Write out each entry again. Keep every word exactly as it is.

Input rows
+---+

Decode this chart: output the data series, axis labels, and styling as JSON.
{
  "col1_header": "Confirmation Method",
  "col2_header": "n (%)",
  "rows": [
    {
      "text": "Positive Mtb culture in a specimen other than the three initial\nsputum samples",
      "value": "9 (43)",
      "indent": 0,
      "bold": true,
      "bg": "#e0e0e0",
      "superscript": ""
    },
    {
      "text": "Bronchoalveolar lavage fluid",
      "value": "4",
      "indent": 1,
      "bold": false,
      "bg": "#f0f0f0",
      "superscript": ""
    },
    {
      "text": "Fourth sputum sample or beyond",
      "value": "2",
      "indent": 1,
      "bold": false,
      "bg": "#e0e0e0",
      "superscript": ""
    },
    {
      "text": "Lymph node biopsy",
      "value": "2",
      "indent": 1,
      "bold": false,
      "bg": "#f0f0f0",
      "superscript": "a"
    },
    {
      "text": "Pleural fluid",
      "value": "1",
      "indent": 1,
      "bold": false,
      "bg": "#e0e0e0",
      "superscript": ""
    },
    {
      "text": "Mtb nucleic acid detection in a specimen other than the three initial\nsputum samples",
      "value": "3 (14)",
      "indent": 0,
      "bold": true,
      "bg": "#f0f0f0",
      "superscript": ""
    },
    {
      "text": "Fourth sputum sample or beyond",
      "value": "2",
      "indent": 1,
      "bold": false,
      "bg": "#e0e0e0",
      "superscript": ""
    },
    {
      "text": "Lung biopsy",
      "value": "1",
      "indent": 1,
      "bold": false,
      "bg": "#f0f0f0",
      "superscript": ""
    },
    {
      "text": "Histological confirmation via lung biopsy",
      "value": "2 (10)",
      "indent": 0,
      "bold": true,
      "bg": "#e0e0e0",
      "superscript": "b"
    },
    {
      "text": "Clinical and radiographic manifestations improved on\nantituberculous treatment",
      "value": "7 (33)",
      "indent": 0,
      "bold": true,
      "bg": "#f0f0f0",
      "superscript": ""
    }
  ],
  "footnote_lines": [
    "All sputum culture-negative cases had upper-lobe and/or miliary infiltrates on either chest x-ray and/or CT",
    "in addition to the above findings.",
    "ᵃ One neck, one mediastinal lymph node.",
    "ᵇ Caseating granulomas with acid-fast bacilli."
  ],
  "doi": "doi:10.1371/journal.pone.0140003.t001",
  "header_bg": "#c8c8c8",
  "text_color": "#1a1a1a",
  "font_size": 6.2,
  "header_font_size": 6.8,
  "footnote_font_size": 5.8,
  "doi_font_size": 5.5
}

+---+

Right answer
Decode this chart: output the data series, axis labels, and styling as JSON.
{
  "col1_header": "Confirmation Method",
  "col2_header": "n (%)",
  "rows": [
    {
      "text": "Positive Mtb culture in a specimen other than the three initial\nsputum samples",
      "value": "9 (43)",
      "indent": 0,
      "bold": true,
      "bg": "#e0e0e0",
      "superscript": ""
    },
    {
      "text": "Bronchoalveolar lavage fluid",
      "value": "4",
      "indent": 1,
      "bold": false,
      "bg": "#f0f0f0",
      "superscript": ""
    },
    {
      "text": "Fourth sputum sample or beyond",
      "value": "2",
      "indent": 1,
      "bold": false,
      "bg": "#e0e0e0",
      "superscript": ""
    },
    {
      "text": "Lymph node biopsy",
      "value": "2",
      "indent": 1,
      "bold": false,
      "bg": "#f0f0f0",
      "superscript": "a"
    },
    {
      "text": "Pleural fluid",
      "value": "1",
      "indent": 1,
      "bold": false,
      "bg": "#e0e0e0",
      "superscript": ""
    },
    {
      "text": "Mtb nucleic acid detection in a specimen other than the three initial\nsputum samples",
      "value": "3 (14)",
      "indent": 0,
      "bold": true,
      "bg": "#f0f0f0",
      "superscript": ""
    },
    {
      "text": "Fourth sputum sample or beyond",
      "value": "2",
      "indent": 1,
      "bold": false,
      "bg": "#e0e0e0",
      "superscript": ""
    },
    {
      "text": "Lung biopsy",
      "value": "1",
      "indent": 1,
      "bold": false,
      "bg": "#f0f0f0",
      "superscript": ""
    },
    {
      "text": "Histological confirmation via lung biopsy",
      "value": "2 (10)",
      "indent": 0,
      "bold": true,
      "bg": "#e0e0e0",
      "superscript": "b"
    },
    {
      "text": "Clinical and radiographic manifestations improved on\nantituberculous treatment",
      "value": "7 (33)",
      "indent": 0,
      "bold": true,
      "bg": "#f0f0f0",
      "superscript": ""
    }
  ],
  "footnote_lines": [
    "All sputum culture-negative cases had upper-lobe and/or miliary infiltrates on either chest x-ray and/or CT",
    "in addition to the above findings.",
    "ᵃ One neck, one mediastinal lymph node.",
    "ᵇ Caseating granulomas with acid-fast bacilli."
  ],
  "doi": "doi:10.1371/journal.pone.0140003.t001",
  "header_bg": "#c8c8c8",
  "text_color": "#1a1a1a",
  "font_size": 6.2,
  "header_font_size": 6.8,
  "footnote_font_size": 5.8,
  "doi_font_size": 5.5
}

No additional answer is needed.